= Task instructions =
Of all the lines in the material, how many contain the word "this"? State the number alone.

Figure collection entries

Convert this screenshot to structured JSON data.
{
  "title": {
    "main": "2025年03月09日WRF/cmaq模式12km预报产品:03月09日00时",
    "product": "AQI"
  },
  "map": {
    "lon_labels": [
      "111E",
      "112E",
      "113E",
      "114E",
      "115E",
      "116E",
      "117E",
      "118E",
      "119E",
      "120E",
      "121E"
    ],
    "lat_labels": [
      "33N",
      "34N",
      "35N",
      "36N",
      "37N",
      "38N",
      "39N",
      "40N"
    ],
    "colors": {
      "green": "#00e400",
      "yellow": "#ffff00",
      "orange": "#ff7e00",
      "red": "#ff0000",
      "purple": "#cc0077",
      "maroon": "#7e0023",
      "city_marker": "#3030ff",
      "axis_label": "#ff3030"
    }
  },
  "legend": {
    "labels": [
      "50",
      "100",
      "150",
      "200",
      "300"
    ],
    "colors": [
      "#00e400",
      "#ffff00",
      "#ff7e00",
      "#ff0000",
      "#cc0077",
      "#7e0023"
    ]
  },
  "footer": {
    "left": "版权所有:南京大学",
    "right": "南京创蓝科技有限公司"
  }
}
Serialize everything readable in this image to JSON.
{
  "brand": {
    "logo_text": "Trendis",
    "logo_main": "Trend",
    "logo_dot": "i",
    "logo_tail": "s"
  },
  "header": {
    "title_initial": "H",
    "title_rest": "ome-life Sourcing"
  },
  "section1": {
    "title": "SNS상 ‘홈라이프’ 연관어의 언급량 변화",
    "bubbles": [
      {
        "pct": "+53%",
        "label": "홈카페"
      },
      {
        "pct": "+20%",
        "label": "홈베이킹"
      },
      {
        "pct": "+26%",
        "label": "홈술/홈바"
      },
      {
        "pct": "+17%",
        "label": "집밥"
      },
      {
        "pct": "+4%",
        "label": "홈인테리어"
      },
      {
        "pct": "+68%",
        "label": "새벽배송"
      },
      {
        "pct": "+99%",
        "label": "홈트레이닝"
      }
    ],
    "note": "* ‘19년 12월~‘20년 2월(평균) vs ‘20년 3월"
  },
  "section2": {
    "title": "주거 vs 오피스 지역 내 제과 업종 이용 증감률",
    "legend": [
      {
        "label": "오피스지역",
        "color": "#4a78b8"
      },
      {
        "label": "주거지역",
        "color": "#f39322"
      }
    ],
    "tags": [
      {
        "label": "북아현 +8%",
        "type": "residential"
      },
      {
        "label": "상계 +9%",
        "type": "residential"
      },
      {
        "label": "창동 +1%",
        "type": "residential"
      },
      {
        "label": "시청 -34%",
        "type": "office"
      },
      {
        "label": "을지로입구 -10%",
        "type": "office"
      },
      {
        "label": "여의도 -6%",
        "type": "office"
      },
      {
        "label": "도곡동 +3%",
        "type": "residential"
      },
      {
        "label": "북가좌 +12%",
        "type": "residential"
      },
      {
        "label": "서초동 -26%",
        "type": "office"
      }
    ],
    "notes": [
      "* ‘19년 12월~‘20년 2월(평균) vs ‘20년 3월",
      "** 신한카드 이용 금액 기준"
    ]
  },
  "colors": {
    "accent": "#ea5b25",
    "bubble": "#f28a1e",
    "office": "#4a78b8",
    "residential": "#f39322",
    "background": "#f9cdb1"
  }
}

= Right answer =
2